--- begin ---

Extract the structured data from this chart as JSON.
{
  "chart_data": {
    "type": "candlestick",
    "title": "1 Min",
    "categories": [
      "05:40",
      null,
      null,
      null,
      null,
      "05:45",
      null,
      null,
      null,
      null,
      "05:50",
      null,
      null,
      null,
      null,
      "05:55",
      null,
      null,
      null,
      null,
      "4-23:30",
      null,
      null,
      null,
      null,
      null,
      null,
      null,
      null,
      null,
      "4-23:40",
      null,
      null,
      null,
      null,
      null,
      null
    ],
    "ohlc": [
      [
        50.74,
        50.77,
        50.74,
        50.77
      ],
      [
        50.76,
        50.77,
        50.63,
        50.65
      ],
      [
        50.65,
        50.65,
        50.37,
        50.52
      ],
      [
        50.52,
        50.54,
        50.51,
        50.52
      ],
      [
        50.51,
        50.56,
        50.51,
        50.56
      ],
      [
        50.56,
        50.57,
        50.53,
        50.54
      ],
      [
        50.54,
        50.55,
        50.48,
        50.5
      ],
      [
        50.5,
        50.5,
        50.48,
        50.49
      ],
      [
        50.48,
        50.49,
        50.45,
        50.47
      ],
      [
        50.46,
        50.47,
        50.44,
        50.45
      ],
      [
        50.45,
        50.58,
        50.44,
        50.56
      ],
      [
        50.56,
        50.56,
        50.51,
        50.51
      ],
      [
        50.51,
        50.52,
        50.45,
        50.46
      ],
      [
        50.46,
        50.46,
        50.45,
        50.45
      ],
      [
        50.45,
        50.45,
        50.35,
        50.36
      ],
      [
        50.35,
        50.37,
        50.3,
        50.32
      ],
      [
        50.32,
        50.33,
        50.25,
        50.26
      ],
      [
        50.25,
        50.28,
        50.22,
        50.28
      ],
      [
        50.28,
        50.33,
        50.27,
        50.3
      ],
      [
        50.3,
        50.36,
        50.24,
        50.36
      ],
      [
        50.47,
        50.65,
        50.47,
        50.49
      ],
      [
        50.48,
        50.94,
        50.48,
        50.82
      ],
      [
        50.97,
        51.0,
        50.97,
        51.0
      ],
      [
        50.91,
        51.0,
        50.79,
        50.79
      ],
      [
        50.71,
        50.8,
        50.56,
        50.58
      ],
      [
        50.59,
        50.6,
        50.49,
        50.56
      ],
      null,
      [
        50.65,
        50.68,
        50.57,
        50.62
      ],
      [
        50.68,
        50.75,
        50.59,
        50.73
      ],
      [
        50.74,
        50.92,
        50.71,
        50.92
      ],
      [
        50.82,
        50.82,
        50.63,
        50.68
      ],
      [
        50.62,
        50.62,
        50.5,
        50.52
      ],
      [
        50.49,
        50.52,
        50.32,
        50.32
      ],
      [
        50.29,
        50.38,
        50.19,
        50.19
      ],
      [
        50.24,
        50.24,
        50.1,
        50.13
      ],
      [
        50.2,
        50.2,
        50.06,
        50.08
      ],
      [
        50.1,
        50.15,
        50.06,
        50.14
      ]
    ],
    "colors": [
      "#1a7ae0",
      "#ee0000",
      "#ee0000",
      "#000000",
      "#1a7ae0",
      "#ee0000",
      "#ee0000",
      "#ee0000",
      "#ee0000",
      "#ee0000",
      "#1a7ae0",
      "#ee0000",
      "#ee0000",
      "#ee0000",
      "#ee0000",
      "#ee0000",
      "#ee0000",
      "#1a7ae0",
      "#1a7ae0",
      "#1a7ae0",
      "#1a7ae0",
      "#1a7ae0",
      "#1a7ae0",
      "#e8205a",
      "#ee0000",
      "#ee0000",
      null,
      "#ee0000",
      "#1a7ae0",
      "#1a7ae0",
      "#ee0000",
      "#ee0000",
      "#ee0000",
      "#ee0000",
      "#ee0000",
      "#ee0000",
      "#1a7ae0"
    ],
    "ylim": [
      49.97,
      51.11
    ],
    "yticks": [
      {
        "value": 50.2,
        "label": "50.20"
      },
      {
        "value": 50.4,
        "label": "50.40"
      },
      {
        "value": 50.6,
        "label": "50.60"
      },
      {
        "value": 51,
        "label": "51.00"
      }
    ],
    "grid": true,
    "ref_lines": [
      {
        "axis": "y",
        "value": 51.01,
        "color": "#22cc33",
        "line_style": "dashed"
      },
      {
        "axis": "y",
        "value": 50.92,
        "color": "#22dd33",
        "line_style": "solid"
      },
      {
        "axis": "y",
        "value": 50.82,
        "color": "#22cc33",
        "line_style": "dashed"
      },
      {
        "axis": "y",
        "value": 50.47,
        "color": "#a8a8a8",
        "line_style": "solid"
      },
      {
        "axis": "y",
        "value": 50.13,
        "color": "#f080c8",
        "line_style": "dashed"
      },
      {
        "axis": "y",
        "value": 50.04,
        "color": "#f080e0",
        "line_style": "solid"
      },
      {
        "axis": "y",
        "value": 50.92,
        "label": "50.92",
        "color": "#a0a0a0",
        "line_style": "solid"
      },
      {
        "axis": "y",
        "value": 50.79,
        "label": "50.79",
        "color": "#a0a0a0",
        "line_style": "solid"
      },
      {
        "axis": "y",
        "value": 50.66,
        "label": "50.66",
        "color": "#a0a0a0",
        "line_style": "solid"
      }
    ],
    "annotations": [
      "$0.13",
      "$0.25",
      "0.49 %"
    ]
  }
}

--- end ---

▶ WHAT YOU ARE ASKED TO DO: From the entries above, copy every line containing the word "label".

▶ THE REPLY:
        "label": "50.20"
        "label": "50.40"
        "label": "50.60"
        "label": "51.00"
        "label": "50.92",
        "label": "50.79",
        "label": "50.66",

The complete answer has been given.